- _EXERCISE MATERIALS_
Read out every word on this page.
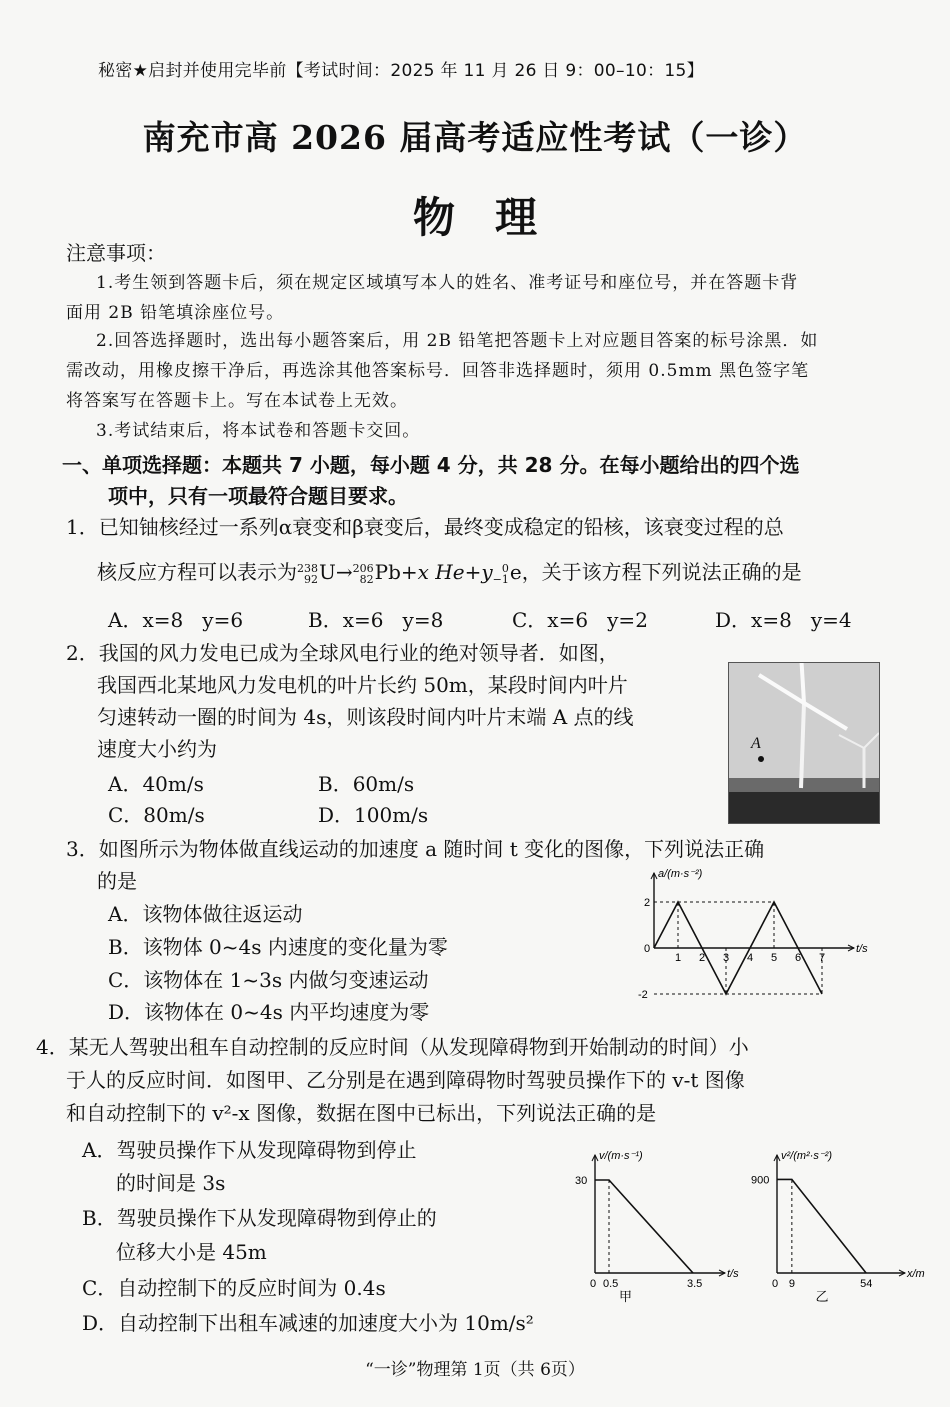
秘密★启封并使用完毕前【考试时间：2025 年 11 月 26 日 9：00–10：15】
南充市高 2026 届高考适应性考试（一诊）
物理
注意事项：
1.考生领到答题卡后，须在规定区域填写本人的姓名、准考证号和座位号，并在答题卡背
面用 2B 铅笔填涂座位号。
2.回答选择题时，选出每小题答案后，用 2B 铅笔把答题卡上对应题目答案的标号涂黑．如
需改动，用橡皮擦干净后，再选涂其他答案标号．回答非选择题时，须用 0.5mm 黑色签字笔
将答案写在答题卡上。写在本试卷上无效。
3.考试结束后，将本试卷和答题卡交回。
一、单项选择题：本题共 7 小题，每小题 4 分，共 28 分。在每小题给出的四个选
项中，只有一项最符合题目要求。
1．已知铀核经过一系列α衰变和β衰变后，最终变成稳定的铅核，该衰变过程的总
核反应方程可以表示为 238
92 U→ 206
82 Pb+x He+y 0
−1 e，关于该方程下列说法正确的是
A．x=8   y=6	B．x=6   y=8	C．x=6   y=2	D．x=8   y=4
2．我国的风力发电已成为全球风电行业的绝对领导者．如图，
我国西北某地风力发电机的叶片长约 50m，某段时间内叶片
匀速转动一圈的时间为 4s，则该段时间内叶片末端 A 点的线
速度大小约为
A．40m/s	B．60m/s
C．80m/s	D．100m/s
A
3．如图所示为物体做直线运动的加速度 a 随时间 t 变化的图像，下列说法正确
的是
A．该物体做往返运动
B．该物体 0~4s 内速度的变化量为零
C．该物体在 1~3s 内做匀变速运动
D．该物体在 0~4s 内平均速度为零
t/s
a/(m·s⁻²)
1 2 3 4 5 6 7
2
0
-2
4．某无人驾驶出租车自动控制的反应时间（从发现障碍物到开始制动的时间）小
于人的反应时间．如图甲、乙分别是在遇到障碍物时驾驶员操作下的 v-t 图像
和自动控制下的 v²-x 图像，数据在图中已标出，下列说法正确的是
A．驾驶员操作下从发现障碍物到停止
的时间是 3s
B．驾驶员操作下从发现障碍物到停止的
位移大小是 45m
C．自动控制下的反应时间为 0.4s
D．自动控制下出租车减速的加速度大小为 10m/s²
t/s
v/(m·s⁻¹)
30
0 0.5	3.5
甲
x/m
v²/(m²·s⁻²)
900
0 9	54
乙
“一诊”物理第 1页（共 6页）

- _WHAT TO WORK ON_
Excluding the pictures, reproduce every entry exactly as given.

- _OUTPUT FOR THIS EXERCISE_
Read out every word on this page.
秘密★启封并使用完毕前【考试时间：2025 年 11 月 26 日 9：00–10：15】
南充市高 2026 届高考适应性考试（一诊）
物理
注意事项：
1.考生领到答题卡后，须在规定区域填写本人的姓名、准考证号和座位号，并在答题卡背
面用 2B 铅笔填涂座位号。
2.回答选择题时，选出每小题答案后，用 2B 铅笔把答题卡上对应题目答案的标号涂黑．如
需改动，用橡皮擦干净后，再选涂其他答案标号．回答非选择题时，须用 0.5mm 黑色签字笔
将答案写在答题卡上。写在本试卷上无效。
3.考试结束后，将本试卷和答题卡交回。
一、单项选择题：本题共 7 小题，每小题 4 分，共 28 分。在每小题给出的四个选
项中，只有一项最符合题目要求。
1．已知铀核经过一系列α衰变和β衰变后，最终变成稳定的铅核，该衰变过程的总
核反应方程可以表示为 238
92 U→ 206
82 Pb+x He+y 0
−1 e，关于该方程下列说法正确的是
A．x=8   y=6	B．x=6   y=8	C．x=6   y=2	D．x=8   y=4
2．我国的风力发电已成为全球风电行业的绝对领导者．如图，
我国西北某地风力发电机的叶片长约 50m，某段时间内叶片
匀速转动一圈的时间为 4s，则该段时间内叶片末端 A 点的线
速度大小约为
A．40m/s	B．60m/s
C．80m/s	D．100m/s
A
3．如图所示为物体做直线运动的加速度 a 随时间 t 变化的图像，下列说法正确
的是
A．该物体做往返运动
B．该物体 0~4s 内速度的变化量为零
C．该物体在 1~3s 内做匀变速运动
D．该物体在 0~4s 内平均速度为零
t/s
a/(m·s⁻²)
1 2 3 4 5 6 7
2
0
-2
4．某无人驾驶出租车自动控制的反应时间（从发现障碍物到开始制动的时间）小
于人的反应时间．如图甲、乙分别是在遇到障碍物时驾驶员操作下的 v-t 图像
和自动控制下的 v²-x 图像，数据在图中已标出，下列说法正确的是
A．驾驶员操作下从发现障碍物到停止
的时间是 3s
B．驾驶员操作下从发现障碍物到停止的
位移大小是 45m
C．自动控制下的反应时间为 0.4s
D．自动控制下出租车减速的加速度大小为 10m/s²
t/s
v/(m·s⁻¹)
30
0 0.5	3.5
甲
x/m
v²/(m²·s⁻²)
900
0 9	54
乙
“一诊”物理第 1页（共 6页）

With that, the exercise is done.